What you return should match every record exactly, with the images removed.
─── Provided data
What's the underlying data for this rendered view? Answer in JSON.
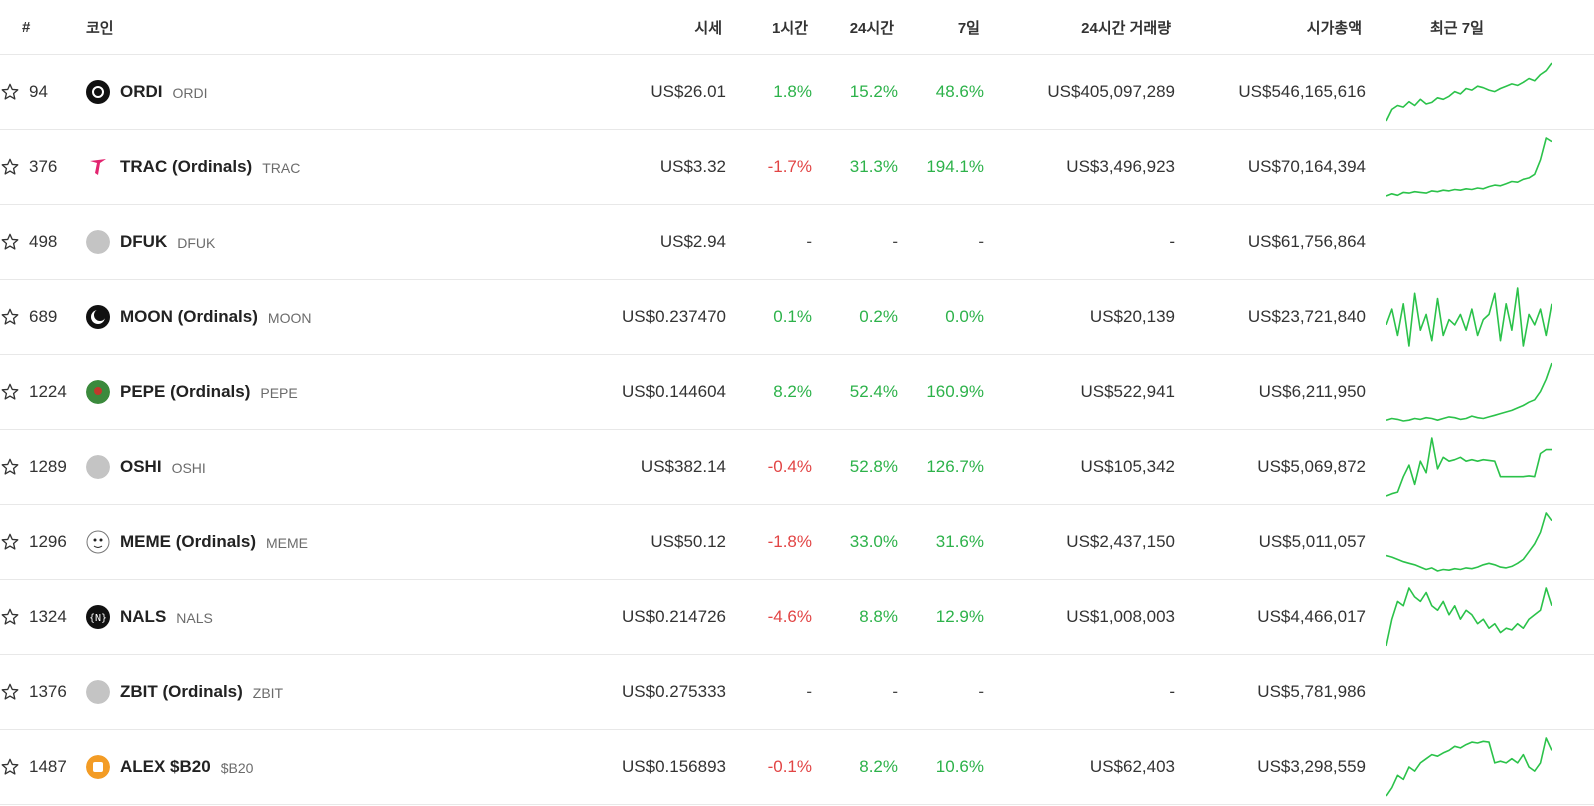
{
  "colors": {
    "positive": "#2db24a",
    "negative": "#e24545",
    "sparkline": "#2bc24a",
    "text": "#333333",
    "divider": "#e8e8e8"
  },
  "header": {
    "rank": "#",
    "coin": "코인",
    "price": "시세",
    "change_1h": "1시간",
    "change_24h": "24시간",
    "change_7d": "7일",
    "volume_24h": "24시간 거래량",
    "market_cap": "시가총액",
    "last_7d": "최근 7일"
  },
  "rows": [
    {
      "rank": "94",
      "name": "ORDI",
      "symbol": "ORDI",
      "icon": "ordi-logo-icon",
      "price": "US$26.01",
      "h1": "1.8%",
      "h24": "15.2%",
      "d7": "48.6%",
      "volume": "US$405,097,289",
      "mcap": "US$546,165,616",
      "trend": [
        10,
        25,
        30,
        28,
        35,
        30,
        38,
        32,
        34,
        40,
        38,
        42,
        48,
        45,
        52,
        50,
        55,
        53,
        50,
        48,
        52,
        55,
        58,
        56,
        60,
        65,
        62,
        70,
        75,
        85
      ]
    },
    {
      "rank": "376",
      "name": "TRAC (Ordinals)",
      "symbol": "TRAC",
      "icon": "trac-logo-icon",
      "price": "US$3.32",
      "h1": "-1.7%",
      "h24": "31.3%",
      "d7": "194.1%",
      "volume": "US$3,496,923",
      "mcap": "US$70,164,394",
      "trend": [
        5,
        8,
        6,
        10,
        9,
        11,
        10,
        9,
        12,
        11,
        13,
        12,
        14,
        13,
        15,
        14,
        16,
        15,
        18,
        20,
        19,
        22,
        25,
        24,
        28,
        30,
        35,
        55,
        85,
        80
      ]
    },
    {
      "rank": "498",
      "name": "DFUK",
      "symbol": "DFUK",
      "icon": "placeholder-coin-icon",
      "price": "US$2.94",
      "h1": "-",
      "h24": "-",
      "d7": "-",
      "volume": "-",
      "mcap": "US$61,756,864",
      "trend": []
    },
    {
      "rank": "689",
      "name": "MOON (Ordinals)",
      "symbol": "MOON",
      "icon": "moon-logo-icon",
      "price": "US$0.237470",
      "h1": "0.1%",
      "h24": "0.2%",
      "d7": "0.0%",
      "volume": "US$20,139",
      "mcap": "US$23,721,840",
      "trend": [
        50,
        65,
        40,
        70,
        30,
        80,
        45,
        60,
        35,
        75,
        40,
        55,
        50,
        60,
        45,
        65,
        40,
        55,
        60,
        80,
        35,
        70,
        45,
        85,
        30,
        60,
        50,
        65,
        40,
        70
      ]
    },
    {
      "rank": "1224",
      "name": "PEPE (Ordinals)",
      "symbol": "PEPE",
      "icon": "pepe-logo-icon",
      "price": "US$0.144604",
      "h1": "8.2%",
      "h24": "52.4%",
      "d7": "160.9%",
      "volume": "US$522,941",
      "mcap": "US$6,211,950",
      "trend": [
        10,
        12,
        11,
        9,
        10,
        12,
        11,
        13,
        12,
        10,
        12,
        14,
        13,
        11,
        12,
        15,
        13,
        12,
        14,
        16,
        18,
        20,
        22,
        25,
        28,
        32,
        35,
        45,
        60,
        80
      ]
    },
    {
      "rank": "1289",
      "name": "OSHI",
      "symbol": "OSHI",
      "icon": "placeholder-coin-icon",
      "price": "US$382.14",
      "h1": "-0.4%",
      "h24": "52.8%",
      "d7": "126.7%",
      "volume": "US$105,342",
      "mcap": "US$5,069,872",
      "trend": [
        5,
        8,
        10,
        30,
        45,
        20,
        50,
        35,
        80,
        40,
        55,
        50,
        52,
        55,
        50,
        52,
        50,
        52,
        51,
        50,
        30,
        30,
        30,
        30,
        30,
        31,
        30,
        60,
        65,
        65
      ]
    },
    {
      "rank": "1296",
      "name": "MEME (Ordinals)",
      "symbol": "MEME",
      "icon": "meme-logo-icon",
      "price": "US$50.12",
      "h1": "-1.8%",
      "h24": "33.0%",
      "d7": "31.6%",
      "volume": "US$2,437,150",
      "mcap": "US$5,011,057",
      "trend": [
        30,
        28,
        25,
        22,
        20,
        18,
        15,
        12,
        14,
        10,
        12,
        11,
        13,
        12,
        14,
        13,
        15,
        18,
        20,
        18,
        15,
        14,
        16,
        20,
        25,
        35,
        45,
        60,
        85,
        75
      ]
    },
    {
      "rank": "1324",
      "name": "NALS",
      "symbol": "NALS",
      "icon": "nals-logo-icon",
      "price": "US$0.214726",
      "h1": "-4.6%",
      "h24": "8.8%",
      "d7": "12.9%",
      "volume": "US$1,008,003",
      "mcap": "US$4,466,017",
      "trend": [
        10,
        40,
        60,
        55,
        75,
        65,
        60,
        70,
        55,
        50,
        60,
        45,
        55,
        40,
        50,
        45,
        35,
        40,
        30,
        35,
        25,
        30,
        28,
        35,
        30,
        40,
        45,
        50,
        75,
        55
      ]
    },
    {
      "rank": "1376",
      "name": "ZBIT (Ordinals)",
      "symbol": "ZBIT",
      "icon": "placeholder-coin-icon",
      "price": "US$0.275333",
      "h1": "-",
      "h24": "-",
      "d7": "-",
      "volume": "-",
      "mcap": "US$5,781,986",
      "trend": []
    },
    {
      "rank": "1487",
      "name": "ALEX $B20",
      "symbol": "$B20",
      "icon": "alex-logo-icon",
      "price": "US$0.156893",
      "h1": "-0.1%",
      "h24": "8.2%",
      "d7": "10.6%",
      "volume": "US$62,403",
      "mcap": "US$3,298,559",
      "trend": [
        10,
        20,
        35,
        30,
        45,
        40,
        50,
        55,
        60,
        58,
        62,
        65,
        70,
        68,
        72,
        75,
        74,
        76,
        75,
        50,
        52,
        50,
        55,
        50,
        60,
        45,
        40,
        50,
        80,
        65
      ]
    }
  ]
}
──────
• Solution for this task:
What's the underlying data for this rendered view? Answer in JSON.
{
  "colors": {
    "positive": "#2db24a",
    "negative": "#e24545",
    "sparkline": "#2bc24a",
    "text": "#333333",
    "divider": "#e8e8e8"
  },
  "header": {
    "rank": "#",
    "coin": "코인",
    "price": "시세",
    "change_1h": "1시간",
    "change_24h": "24시간",
    "change_7d": "7일",
    "volume_24h": "24시간 거래량",
    "market_cap": "시가총액",
    "last_7d": "최근 7일"
  },
  "rows": [
    {
      "rank": "94",
      "name": "ORDI",
      "symbol": "ORDI",
      "icon": "ordi-logo-icon",
      "price": "US$26.01",
      "h1": "1.8%",
      "h24": "15.2%",
      "d7": "48.6%",
      "volume": "US$405,097,289",
      "mcap": "US$546,165,616",
      "trend": [
        10,
        25,
        30,
        28,
        35,
        30,
        38,
        32,
        34,
        40,
        38,
        42,
        48,
        45,
        52,
        50,
        55,
        53,
        50,
        48,
        52,
        55,
        58,
        56,
        60,
        65,
        62,
        70,
        75,
        85
      ]
    },
    {
      "rank": "376",
      "name": "TRAC (Ordinals)",
      "symbol": "TRAC",
      "icon": "trac-logo-icon",
      "price": "US$3.32",
      "h1": "-1.7%",
      "h24": "31.3%",
      "d7": "194.1%",
      "volume": "US$3,496,923",
      "mcap": "US$70,164,394",
      "trend": [
        5,
        8,
        6,
        10,
        9,
        11,
        10,
        9,
        12,
        11,
        13,
        12,
        14,
        13,
        15,
        14,
        16,
        15,
        18,
        20,
        19,
        22,
        25,
        24,
        28,
        30,
        35,
        55,
        85,
        80
      ]
    },
    {
      "rank": "498",
      "name": "DFUK",
      "symbol": "DFUK",
      "icon": "placeholder-coin-icon",
      "price": "US$2.94",
      "h1": "-",
      "h24": "-",
      "d7": "-",
      "volume": "-",
      "mcap": "US$61,756,864",
      "trend": []
    },
    {
      "rank": "689",
      "name": "MOON (Ordinals)",
      "symbol": "MOON",
      "icon": "moon-logo-icon",
      "price": "US$0.237470",
      "h1": "0.1%",
      "h24": "0.2%",
      "d7": "0.0%",
      "volume": "US$20,139",
      "mcap": "US$23,721,840",
      "trend": [
        50,
        65,
        40,
        70,
        30,
        80,
        45,
        60,
        35,
        75,
        40,
        55,
        50,
        60,
        45,
        65,
        40,
        55,
        60,
        80,
        35,
        70,
        45,
        85,
        30,
        60,
        50,
        65,
        40,
        70
      ]
    },
    {
      "rank": "1224",
      "name": "PEPE (Ordinals)",
      "symbol": "PEPE",
      "icon": "pepe-logo-icon",
      "price": "US$0.144604",
      "h1": "8.2%",
      "h24": "52.4%",
      "d7": "160.9%",
      "volume": "US$522,941",
      "mcap": "US$6,211,950",
      "trend": [
        10,
        12,
        11,
        9,
        10,
        12,
        11,
        13,
        12,
        10,
        12,
        14,
        13,
        11,
        12,
        15,
        13,
        12,
        14,
        16,
        18,
        20,
        22,
        25,
        28,
        32,
        35,
        45,
        60,
        80
      ]
    },
    {
      "rank": "1289",
      "name": "OSHI",
      "symbol": "OSHI",
      "icon": "placeholder-coin-icon",
      "price": "US$382.14",
      "h1": "-0.4%",
      "h24": "52.8%",
      "d7": "126.7%",
      "volume": "US$105,342",
      "mcap": "US$5,069,872",
      "trend": [
        5,
        8,
        10,
        30,
        45,
        20,
        50,
        35,
        80,
        40,
        55,
        50,
        52,
        55,
        50,
        52,
        50,
        52,
        51,
        50,
        30,
        30,
        30,
        30,
        30,
        31,
        30,
        60,
        65,
        65
      ]
    },
    {
      "rank": "1296",
      "name": "MEME (Ordinals)",
      "symbol": "MEME",
      "icon": "meme-logo-icon",
      "price": "US$50.12",
      "h1": "-1.8%",
      "h24": "33.0%",
      "d7": "31.6%",
      "volume": "US$2,437,150",
      "mcap": "US$5,011,057",
      "trend": [
        30,
        28,
        25,
        22,
        20,
        18,
        15,
        12,
        14,
        10,
        12,
        11,
        13,
        12,
        14,
        13,
        15,
        18,
        20,
        18,
        15,
        14,
        16,
        20,
        25,
        35,
        45,
        60,
        85,
        75
      ]
    },
    {
      "rank": "1324",
      "name": "NALS",
      "symbol": "NALS",
      "icon": "nals-logo-icon",
      "price": "US$0.214726",
      "h1": "-4.6%",
      "h24": "8.8%",
      "d7": "12.9%",
      "volume": "US$1,008,003",
      "mcap": "US$4,466,017",
      "trend": [
        10,
        40,
        60,
        55,
        75,
        65,
        60,
        70,
        55,
        50,
        60,
        45,
        55,
        40,
        50,
        45,
        35,
        40,
        30,
        35,
        25,
        30,
        28,
        35,
        30,
        40,
        45,
        50,
        75,
        55
      ]
    },
    {
      "rank": "1376",
      "name": "ZBIT (Ordinals)",
      "symbol": "ZBIT",
      "icon": "placeholder-coin-icon",
      "price": "US$0.275333",
      "h1": "-",
      "h24": "-",
      "d7": "-",
      "volume": "-",
      "mcap": "US$5,781,986",
      "trend": []
    },
    {
      "rank": "1487",
      "name": "ALEX $B20",
      "symbol": "$B20",
      "icon": "alex-logo-icon",
      "price": "US$0.156893",
      "h1": "-0.1%",
      "h24": "8.2%",
      "d7": "10.6%",
      "volume": "US$62,403",
      "mcap": "US$3,298,559",
      "trend": [
        10,
        20,
        35,
        30,
        45,
        40,
        50,
        55,
        60,
        58,
        62,
        65,
        70,
        68,
        72,
        75,
        74,
        76,
        75,
        50,
        52,
        50,
        55,
        50,
        60,
        45,
        40,
        50,
        80,
        65
      ]
    }
  ]
}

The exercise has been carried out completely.